Data for this exercise
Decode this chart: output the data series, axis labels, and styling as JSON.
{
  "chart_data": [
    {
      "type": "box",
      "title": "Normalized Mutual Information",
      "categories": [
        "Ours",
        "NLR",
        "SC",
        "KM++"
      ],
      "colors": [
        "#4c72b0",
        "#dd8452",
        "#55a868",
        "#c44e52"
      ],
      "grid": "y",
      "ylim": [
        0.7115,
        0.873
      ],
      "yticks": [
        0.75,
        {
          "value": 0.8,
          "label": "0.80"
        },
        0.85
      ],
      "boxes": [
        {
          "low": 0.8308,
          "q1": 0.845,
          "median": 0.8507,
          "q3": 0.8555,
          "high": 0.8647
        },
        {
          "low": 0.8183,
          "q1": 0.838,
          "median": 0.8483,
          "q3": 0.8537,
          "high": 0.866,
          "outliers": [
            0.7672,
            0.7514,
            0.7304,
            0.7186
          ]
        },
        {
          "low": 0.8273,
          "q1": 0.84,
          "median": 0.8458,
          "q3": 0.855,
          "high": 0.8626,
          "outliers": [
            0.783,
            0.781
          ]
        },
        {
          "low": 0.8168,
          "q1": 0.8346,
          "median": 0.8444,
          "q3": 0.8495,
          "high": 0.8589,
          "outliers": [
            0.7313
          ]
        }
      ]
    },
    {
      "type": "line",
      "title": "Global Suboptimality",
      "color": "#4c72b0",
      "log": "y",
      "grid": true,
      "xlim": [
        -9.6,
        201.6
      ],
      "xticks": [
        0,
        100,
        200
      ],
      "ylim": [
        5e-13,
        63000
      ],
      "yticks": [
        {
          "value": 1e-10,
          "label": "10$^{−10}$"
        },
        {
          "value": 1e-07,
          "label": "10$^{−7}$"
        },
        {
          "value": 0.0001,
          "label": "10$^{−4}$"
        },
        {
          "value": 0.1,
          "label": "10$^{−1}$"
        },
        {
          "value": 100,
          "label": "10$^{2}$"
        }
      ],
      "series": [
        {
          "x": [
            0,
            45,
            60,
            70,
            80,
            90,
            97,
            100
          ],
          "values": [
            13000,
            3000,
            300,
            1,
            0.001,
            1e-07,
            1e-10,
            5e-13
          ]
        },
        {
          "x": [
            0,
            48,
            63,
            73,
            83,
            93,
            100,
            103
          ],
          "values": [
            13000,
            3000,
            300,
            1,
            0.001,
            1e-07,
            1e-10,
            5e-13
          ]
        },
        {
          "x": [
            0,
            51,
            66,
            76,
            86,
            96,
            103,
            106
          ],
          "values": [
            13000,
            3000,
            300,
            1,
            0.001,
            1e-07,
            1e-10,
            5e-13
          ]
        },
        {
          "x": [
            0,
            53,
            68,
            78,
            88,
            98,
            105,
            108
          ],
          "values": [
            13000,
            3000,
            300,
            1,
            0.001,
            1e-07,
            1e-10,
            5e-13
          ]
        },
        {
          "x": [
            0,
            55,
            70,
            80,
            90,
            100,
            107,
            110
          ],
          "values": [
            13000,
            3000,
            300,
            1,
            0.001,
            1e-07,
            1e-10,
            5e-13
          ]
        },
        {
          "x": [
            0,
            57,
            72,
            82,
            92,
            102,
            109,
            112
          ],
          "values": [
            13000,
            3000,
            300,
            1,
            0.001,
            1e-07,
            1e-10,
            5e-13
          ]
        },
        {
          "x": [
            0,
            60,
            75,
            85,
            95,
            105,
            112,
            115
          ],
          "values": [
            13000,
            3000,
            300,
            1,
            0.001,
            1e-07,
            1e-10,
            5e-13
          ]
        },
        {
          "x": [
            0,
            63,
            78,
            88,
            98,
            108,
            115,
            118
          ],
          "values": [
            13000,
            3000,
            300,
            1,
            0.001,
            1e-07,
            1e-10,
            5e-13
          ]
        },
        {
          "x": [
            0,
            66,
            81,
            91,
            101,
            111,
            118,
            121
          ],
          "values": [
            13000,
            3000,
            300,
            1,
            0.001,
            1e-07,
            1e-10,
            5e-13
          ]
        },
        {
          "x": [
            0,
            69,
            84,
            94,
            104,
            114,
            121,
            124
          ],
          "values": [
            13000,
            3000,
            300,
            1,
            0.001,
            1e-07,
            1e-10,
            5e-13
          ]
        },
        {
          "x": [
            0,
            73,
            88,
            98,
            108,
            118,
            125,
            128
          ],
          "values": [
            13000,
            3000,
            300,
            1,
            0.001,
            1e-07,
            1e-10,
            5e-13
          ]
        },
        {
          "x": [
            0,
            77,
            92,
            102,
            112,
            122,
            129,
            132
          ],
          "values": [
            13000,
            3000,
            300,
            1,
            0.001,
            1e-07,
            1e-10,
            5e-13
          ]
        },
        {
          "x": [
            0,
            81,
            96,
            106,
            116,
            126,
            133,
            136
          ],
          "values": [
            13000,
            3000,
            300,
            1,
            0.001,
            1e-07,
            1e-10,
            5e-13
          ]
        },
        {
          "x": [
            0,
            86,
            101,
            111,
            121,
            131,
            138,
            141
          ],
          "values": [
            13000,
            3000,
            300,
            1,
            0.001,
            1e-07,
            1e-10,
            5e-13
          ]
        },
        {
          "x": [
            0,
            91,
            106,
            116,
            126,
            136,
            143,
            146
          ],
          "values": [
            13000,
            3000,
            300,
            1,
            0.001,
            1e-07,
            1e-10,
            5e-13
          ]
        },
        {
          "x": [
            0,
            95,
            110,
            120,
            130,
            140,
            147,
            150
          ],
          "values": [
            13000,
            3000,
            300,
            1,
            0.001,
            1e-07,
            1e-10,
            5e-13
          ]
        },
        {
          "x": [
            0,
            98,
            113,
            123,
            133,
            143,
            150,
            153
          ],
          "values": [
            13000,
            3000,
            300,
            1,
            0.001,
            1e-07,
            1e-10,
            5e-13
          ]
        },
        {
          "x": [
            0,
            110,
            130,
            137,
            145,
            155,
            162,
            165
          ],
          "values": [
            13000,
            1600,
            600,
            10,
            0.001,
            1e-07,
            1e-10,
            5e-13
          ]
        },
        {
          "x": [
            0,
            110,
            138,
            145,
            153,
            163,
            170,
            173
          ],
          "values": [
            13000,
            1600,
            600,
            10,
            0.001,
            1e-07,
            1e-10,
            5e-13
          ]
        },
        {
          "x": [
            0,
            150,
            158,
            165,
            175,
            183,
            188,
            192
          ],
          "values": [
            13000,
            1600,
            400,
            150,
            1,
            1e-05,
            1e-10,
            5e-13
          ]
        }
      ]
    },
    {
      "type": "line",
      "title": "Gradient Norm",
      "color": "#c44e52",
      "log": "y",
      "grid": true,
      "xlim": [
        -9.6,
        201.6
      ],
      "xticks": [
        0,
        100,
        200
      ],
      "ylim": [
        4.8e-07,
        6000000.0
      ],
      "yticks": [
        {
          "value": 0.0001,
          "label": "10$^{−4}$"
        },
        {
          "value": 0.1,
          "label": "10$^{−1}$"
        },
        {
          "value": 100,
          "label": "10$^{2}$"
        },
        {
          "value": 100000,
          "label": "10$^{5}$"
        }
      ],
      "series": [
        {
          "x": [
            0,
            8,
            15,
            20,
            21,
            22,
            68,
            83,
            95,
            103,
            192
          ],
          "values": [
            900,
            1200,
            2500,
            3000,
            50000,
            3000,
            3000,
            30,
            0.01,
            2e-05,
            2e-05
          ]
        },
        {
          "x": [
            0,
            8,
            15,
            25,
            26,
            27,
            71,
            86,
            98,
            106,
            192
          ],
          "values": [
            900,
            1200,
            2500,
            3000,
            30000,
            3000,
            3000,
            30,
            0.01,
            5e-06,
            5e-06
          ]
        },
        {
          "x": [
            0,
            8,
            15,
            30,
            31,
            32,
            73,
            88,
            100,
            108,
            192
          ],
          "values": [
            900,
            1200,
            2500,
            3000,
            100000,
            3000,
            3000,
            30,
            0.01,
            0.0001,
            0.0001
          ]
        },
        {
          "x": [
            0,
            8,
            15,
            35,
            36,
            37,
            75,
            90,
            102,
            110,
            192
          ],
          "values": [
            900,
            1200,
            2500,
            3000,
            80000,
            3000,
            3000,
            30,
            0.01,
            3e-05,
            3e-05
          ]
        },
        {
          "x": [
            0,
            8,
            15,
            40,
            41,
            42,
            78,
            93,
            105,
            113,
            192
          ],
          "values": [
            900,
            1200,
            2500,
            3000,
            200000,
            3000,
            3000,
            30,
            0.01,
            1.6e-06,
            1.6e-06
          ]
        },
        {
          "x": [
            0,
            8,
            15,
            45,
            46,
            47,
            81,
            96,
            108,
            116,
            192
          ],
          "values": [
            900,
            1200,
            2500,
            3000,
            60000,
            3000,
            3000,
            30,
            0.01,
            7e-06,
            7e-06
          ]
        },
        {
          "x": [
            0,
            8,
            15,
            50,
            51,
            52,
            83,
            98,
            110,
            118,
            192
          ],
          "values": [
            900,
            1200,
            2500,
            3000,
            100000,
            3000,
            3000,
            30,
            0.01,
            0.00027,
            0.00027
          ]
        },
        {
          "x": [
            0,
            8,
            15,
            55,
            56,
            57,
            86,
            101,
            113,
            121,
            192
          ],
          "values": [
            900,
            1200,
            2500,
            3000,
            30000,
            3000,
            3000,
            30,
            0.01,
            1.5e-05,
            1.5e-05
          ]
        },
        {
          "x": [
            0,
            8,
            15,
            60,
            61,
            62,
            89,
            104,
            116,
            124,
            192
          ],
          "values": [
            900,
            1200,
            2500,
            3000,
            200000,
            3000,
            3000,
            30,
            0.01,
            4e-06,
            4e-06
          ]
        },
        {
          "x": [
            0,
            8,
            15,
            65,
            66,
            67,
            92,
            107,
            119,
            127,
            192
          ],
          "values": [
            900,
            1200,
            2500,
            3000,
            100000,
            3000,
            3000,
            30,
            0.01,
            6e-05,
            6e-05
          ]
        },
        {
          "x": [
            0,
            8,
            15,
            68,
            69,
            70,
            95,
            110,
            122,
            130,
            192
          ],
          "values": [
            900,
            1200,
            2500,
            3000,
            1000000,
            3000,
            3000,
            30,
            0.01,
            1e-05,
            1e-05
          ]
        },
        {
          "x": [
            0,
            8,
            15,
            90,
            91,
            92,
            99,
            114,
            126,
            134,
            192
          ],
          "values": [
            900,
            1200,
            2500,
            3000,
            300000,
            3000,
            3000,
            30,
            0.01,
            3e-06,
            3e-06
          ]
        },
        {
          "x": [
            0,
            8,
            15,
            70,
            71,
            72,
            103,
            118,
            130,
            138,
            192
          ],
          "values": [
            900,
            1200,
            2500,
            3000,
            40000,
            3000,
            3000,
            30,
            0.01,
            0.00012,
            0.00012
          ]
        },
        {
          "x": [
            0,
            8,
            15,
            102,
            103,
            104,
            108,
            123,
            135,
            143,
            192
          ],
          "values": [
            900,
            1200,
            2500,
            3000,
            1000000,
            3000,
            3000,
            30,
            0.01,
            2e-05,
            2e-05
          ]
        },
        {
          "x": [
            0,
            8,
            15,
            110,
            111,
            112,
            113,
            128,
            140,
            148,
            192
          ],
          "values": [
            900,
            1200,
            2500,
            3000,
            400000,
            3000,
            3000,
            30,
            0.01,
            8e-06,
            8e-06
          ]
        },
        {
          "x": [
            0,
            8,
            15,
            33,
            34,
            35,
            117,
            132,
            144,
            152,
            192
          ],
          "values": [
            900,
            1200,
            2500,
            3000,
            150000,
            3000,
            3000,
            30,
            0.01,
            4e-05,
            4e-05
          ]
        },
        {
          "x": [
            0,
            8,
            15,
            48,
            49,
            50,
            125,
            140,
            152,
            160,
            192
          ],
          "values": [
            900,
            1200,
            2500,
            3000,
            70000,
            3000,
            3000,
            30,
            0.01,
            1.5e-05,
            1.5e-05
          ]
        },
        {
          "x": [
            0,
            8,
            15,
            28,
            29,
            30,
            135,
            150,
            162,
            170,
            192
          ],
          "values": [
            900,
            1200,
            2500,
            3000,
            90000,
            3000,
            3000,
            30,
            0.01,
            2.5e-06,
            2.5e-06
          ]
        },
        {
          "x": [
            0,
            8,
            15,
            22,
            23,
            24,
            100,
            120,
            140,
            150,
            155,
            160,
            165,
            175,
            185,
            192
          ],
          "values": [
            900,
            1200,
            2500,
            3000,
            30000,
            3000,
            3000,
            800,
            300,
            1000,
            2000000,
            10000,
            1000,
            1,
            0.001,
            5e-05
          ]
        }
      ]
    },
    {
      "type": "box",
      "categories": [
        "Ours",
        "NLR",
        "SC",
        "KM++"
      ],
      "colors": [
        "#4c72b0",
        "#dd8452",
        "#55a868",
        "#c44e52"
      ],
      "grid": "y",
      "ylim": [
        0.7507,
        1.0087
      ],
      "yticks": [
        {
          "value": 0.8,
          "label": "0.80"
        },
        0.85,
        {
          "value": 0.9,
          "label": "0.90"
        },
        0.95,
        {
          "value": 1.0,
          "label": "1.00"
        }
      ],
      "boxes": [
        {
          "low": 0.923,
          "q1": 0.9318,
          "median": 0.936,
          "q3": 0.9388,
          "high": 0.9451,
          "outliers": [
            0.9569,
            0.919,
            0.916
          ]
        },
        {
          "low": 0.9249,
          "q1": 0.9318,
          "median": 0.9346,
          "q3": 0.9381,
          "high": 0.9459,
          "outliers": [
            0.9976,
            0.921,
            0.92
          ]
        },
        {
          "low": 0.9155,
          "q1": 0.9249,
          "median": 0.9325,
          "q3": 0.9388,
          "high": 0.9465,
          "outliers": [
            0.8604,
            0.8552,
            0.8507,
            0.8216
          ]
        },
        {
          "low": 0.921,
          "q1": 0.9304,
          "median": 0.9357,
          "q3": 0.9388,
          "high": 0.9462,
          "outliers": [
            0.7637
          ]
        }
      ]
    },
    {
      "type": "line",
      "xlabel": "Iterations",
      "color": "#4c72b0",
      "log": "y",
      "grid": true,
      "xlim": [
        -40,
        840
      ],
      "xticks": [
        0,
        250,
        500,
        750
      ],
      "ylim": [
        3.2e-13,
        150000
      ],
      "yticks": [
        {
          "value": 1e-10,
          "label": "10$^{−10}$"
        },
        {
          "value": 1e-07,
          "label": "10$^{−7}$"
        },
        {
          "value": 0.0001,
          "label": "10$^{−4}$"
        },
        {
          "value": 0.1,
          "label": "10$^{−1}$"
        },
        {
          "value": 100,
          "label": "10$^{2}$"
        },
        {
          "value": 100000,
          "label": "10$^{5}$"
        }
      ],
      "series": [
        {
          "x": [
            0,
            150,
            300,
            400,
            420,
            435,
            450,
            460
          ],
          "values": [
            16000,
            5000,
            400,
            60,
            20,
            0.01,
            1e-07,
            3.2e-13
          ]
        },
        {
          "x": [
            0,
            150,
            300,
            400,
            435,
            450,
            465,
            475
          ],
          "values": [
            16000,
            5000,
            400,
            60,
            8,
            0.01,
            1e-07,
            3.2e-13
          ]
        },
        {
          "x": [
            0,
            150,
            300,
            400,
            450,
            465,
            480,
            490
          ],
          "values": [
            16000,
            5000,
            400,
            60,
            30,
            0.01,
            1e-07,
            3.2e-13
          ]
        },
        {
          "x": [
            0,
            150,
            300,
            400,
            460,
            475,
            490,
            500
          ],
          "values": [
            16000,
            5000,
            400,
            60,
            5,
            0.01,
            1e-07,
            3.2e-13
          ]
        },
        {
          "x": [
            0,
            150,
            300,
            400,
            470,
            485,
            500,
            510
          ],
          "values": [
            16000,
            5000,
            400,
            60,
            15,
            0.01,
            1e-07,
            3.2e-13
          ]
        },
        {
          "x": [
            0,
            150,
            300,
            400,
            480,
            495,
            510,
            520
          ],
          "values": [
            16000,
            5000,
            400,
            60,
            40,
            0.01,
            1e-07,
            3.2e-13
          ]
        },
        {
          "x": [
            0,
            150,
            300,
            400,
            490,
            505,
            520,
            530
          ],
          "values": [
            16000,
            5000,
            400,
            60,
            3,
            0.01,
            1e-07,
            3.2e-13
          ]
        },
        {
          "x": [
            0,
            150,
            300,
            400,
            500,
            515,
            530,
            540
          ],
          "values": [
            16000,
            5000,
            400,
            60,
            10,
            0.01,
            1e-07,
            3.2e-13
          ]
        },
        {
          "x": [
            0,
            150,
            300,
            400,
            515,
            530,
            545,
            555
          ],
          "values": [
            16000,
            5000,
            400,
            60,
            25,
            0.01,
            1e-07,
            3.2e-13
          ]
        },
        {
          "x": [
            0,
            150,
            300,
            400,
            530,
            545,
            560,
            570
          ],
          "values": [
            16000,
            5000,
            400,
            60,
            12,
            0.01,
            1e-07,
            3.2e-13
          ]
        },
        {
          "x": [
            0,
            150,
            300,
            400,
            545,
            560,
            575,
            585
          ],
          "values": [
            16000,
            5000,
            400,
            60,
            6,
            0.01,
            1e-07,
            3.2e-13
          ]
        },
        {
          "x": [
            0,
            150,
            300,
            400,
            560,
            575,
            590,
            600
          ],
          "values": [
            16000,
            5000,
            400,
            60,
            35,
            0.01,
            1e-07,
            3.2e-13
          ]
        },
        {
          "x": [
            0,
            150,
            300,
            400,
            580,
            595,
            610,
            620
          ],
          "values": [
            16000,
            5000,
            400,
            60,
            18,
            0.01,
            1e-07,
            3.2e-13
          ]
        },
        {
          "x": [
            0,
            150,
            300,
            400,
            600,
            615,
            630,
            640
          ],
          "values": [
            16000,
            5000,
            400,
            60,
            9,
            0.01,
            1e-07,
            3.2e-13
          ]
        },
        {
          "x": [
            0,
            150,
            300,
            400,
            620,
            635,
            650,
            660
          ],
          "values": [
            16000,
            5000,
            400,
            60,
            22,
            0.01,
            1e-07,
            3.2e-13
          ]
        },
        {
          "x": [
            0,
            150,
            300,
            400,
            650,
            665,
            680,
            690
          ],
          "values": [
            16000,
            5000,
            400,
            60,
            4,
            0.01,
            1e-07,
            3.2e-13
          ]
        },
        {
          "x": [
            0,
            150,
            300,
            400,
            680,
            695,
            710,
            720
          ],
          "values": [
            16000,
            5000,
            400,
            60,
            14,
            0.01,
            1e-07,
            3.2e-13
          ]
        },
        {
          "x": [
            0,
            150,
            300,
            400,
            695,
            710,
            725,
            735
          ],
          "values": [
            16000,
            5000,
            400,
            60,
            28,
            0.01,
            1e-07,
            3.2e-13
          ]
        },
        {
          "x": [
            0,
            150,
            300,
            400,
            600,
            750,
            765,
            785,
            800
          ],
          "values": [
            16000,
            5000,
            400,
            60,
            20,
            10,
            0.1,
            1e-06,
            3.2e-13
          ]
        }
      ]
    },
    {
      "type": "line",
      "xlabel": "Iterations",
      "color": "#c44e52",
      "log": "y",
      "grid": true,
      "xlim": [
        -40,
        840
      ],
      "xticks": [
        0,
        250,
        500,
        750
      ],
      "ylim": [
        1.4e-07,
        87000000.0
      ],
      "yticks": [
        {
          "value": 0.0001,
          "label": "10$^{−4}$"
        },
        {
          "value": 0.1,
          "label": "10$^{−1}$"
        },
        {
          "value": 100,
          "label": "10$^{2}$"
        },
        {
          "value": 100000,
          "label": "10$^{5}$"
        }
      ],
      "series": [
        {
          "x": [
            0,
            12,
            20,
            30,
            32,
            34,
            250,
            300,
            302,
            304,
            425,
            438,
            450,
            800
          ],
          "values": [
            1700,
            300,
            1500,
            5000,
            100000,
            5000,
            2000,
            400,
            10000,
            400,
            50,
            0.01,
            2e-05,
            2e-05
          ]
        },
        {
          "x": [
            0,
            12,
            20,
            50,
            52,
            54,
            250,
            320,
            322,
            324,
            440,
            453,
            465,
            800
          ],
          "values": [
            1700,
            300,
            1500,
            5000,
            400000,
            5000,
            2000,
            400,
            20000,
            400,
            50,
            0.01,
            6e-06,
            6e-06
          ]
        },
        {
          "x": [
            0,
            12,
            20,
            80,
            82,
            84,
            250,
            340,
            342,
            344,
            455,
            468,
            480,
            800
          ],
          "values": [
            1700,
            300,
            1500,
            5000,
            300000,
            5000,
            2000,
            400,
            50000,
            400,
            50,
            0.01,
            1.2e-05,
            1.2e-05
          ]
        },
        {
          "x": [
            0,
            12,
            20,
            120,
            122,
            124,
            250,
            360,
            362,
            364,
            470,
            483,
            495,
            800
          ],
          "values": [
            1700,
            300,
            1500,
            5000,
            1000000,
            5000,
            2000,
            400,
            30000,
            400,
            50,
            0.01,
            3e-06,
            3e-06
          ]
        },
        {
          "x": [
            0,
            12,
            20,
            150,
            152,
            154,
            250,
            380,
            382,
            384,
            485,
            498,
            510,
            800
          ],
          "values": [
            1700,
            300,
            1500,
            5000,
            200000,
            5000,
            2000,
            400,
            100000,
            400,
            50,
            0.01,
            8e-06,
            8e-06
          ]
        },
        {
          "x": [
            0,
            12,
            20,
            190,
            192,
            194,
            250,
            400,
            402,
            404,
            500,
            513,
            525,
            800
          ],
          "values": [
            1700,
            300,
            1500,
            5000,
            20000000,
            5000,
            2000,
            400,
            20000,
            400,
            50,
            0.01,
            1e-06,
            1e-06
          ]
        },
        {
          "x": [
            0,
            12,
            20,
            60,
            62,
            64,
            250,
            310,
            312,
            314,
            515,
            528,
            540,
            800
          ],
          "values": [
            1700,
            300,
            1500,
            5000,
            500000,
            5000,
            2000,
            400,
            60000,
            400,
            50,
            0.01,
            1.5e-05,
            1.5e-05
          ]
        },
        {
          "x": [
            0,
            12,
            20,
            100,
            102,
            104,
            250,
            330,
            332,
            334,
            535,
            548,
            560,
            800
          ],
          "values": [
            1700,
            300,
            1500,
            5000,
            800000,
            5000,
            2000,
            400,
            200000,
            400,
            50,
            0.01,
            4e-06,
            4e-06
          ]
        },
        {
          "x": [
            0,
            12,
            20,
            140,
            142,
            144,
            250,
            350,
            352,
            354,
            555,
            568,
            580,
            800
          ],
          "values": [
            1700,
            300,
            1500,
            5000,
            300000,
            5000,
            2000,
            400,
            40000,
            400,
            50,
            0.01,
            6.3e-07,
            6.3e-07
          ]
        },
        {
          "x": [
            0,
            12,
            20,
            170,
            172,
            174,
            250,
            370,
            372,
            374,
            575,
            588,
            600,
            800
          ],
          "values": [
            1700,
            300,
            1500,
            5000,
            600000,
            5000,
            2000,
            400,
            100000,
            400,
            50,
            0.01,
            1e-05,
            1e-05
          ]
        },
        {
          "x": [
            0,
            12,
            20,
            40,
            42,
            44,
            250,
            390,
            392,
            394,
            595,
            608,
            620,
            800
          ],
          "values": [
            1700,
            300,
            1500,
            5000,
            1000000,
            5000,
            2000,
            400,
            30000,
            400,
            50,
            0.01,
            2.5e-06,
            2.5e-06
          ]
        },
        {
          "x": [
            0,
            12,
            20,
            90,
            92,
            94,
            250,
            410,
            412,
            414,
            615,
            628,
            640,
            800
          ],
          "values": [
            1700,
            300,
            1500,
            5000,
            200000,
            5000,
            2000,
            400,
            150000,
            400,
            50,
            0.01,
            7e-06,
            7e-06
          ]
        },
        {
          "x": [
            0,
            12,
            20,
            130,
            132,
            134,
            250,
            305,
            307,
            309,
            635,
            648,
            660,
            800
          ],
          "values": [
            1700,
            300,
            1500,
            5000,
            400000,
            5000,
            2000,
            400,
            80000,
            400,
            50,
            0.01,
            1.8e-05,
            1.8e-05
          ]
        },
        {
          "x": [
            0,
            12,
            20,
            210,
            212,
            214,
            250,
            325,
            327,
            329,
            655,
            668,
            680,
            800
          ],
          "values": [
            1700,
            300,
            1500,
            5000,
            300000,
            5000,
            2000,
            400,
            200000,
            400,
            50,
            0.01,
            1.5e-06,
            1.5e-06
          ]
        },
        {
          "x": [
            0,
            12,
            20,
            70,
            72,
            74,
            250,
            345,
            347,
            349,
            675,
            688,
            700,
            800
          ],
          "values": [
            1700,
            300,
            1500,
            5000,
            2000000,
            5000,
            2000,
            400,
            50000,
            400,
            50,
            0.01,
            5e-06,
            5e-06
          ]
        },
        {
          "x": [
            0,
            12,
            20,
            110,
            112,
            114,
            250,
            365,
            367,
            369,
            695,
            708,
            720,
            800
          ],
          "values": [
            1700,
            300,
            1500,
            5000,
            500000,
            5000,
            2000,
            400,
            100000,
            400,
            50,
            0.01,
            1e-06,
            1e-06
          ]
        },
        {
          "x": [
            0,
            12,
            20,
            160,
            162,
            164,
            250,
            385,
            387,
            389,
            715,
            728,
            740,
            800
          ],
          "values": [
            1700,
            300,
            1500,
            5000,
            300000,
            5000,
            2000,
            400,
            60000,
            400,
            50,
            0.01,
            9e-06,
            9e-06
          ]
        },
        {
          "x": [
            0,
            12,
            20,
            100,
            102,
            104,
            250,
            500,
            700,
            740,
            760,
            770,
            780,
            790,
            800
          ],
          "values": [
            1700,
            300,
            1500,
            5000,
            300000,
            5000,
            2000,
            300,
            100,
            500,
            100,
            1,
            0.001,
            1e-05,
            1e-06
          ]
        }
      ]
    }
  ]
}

Set exercise
Count every line in the preceding entries where the string "median" appears, then state only the total.

Solution to this problem
8